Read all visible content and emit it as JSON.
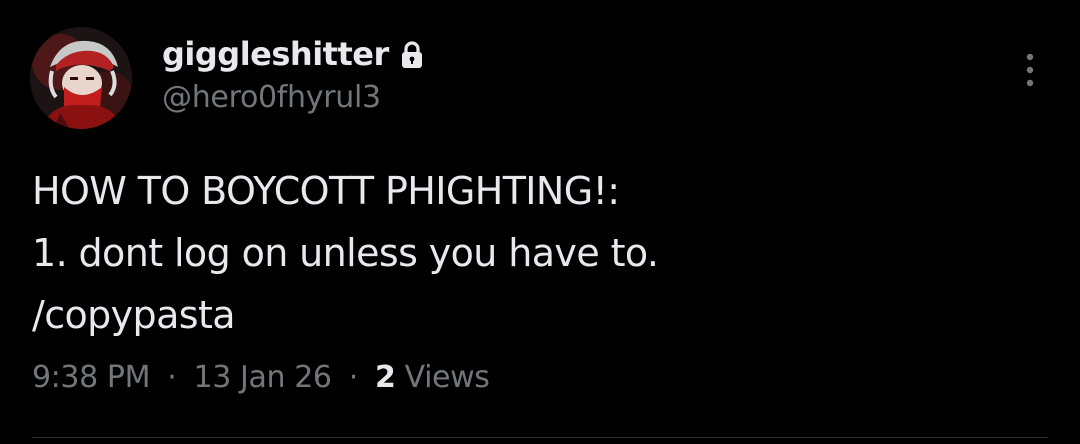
{
  "author": {
    "display_name": "giggleshitter",
    "handle": "@hero0fhyrul3",
    "protected_icon": "lock-icon",
    "avatar": "avatar-image"
  },
  "tweet": {
    "lines": [
      "HOW TO BOYCOTT PHIGHTING!:",
      "1. dont log on unless you have to.",
      "/copypasta"
    ]
  },
  "meta": {
    "time": "9:38 PM",
    "separator": "·",
    "date": "13 Jan 26",
    "views_count": "2",
    "views_label": "Views"
  },
  "menu": {
    "icon": "more-vertical-icon"
  },
  "colors": {
    "background": "#000000",
    "primary_text": "#e7e9ea",
    "secondary_text": "#71767b",
    "divider": "#2f3336"
  }
}
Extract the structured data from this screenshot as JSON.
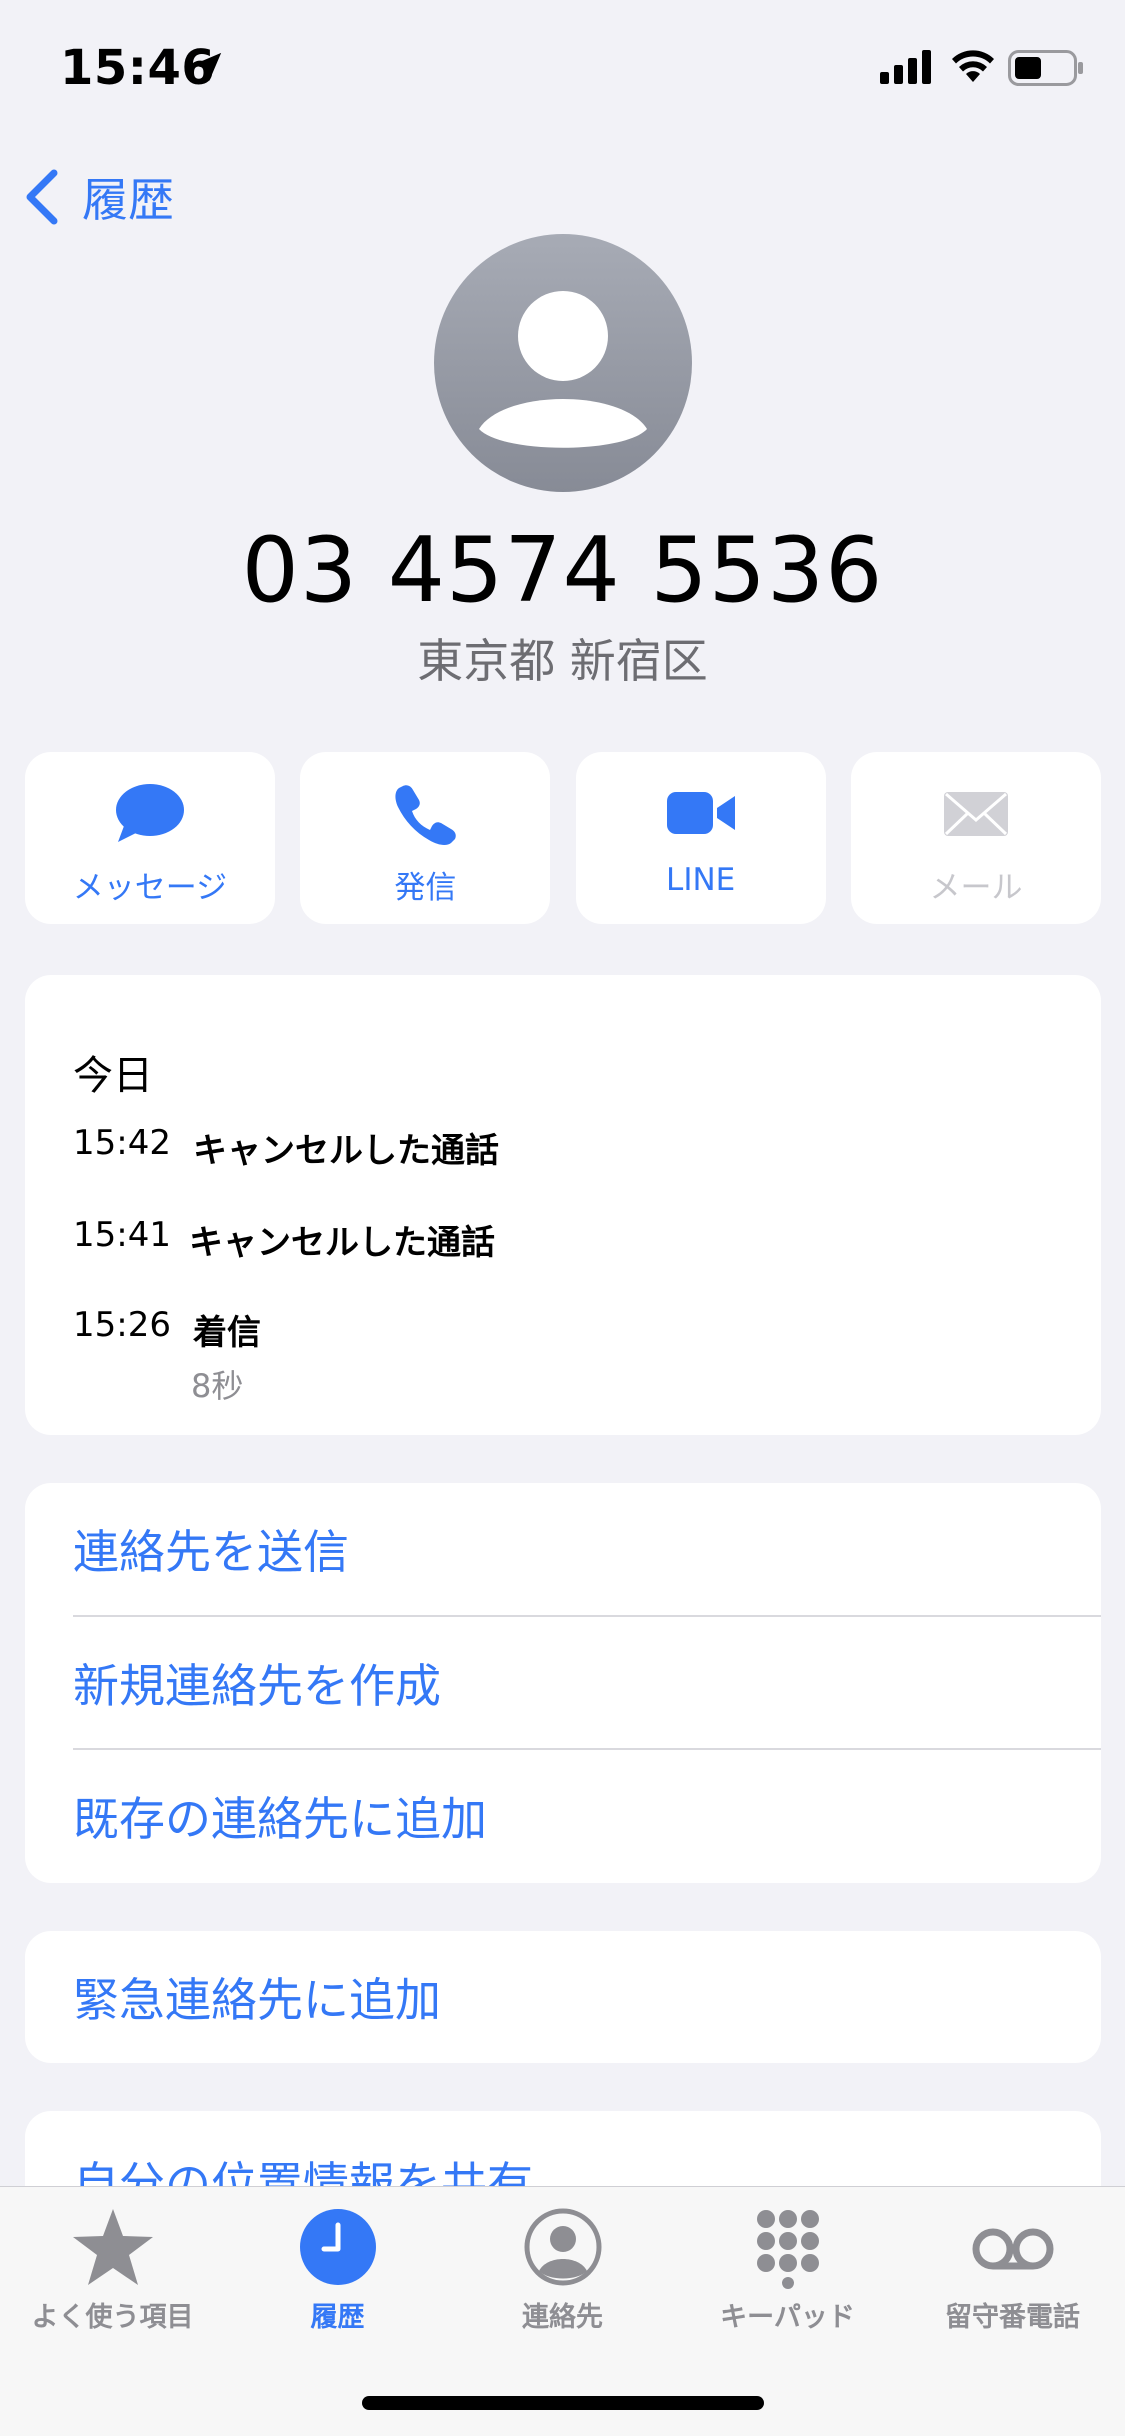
{
  "status_bar": {
    "time": "15:46"
  },
  "nav": {
    "back_label": "履歴"
  },
  "contact": {
    "phone_number": "03 4574 5536",
    "location": "東京都 新宿区"
  },
  "actions": [
    {
      "label": "メッセージ",
      "icon": "message-bubble-icon",
      "enabled": true
    },
    {
      "label": "発信",
      "icon": "phone-icon",
      "enabled": true
    },
    {
      "label": "LINE",
      "icon": "video-camera-icon",
      "enabled": true
    },
    {
      "label": "メール",
      "icon": "mail-icon",
      "enabled": false
    }
  ],
  "history": {
    "heading": "今日",
    "calls": [
      {
        "time": "15:42",
        "type": "キャンセルした通話"
      },
      {
        "time": "15:41",
        "type": "キャンセルした通話"
      },
      {
        "time": "15:26",
        "type": "着信",
        "duration": "8秒"
      }
    ]
  },
  "contact_options": [
    "連絡先を送信",
    "新規連絡先を作成",
    "既存の連絡先に追加"
  ],
  "emergency": {
    "label": "緊急連絡先に追加"
  },
  "share_location": {
    "label": "自分の位置情報を共有"
  },
  "tabs": [
    {
      "label": "よく使う項目",
      "icon": "star-icon",
      "active": false
    },
    {
      "label": "履歴",
      "icon": "clock-icon",
      "active": true
    },
    {
      "label": "連絡先",
      "icon": "contact-icon",
      "active": false
    },
    {
      "label": "キーパッド",
      "icon": "keypad-icon",
      "active": false
    },
    {
      "label": "留守番電話",
      "icon": "voicemail-icon",
      "active": false
    }
  ],
  "colors": {
    "accent": "#3478F6",
    "background": "#F2F2F7",
    "secondary_text": "#8E8E93",
    "disabled": "#C7C7CC"
  }
}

[EXERCISE REQUIREMENTS] Gather each line from the listing above that holds "JSON".

[EXERCISE SOLUTION]
Read all visible content and emit it as JSON.
Extract the structured data from this screenshot as JSON.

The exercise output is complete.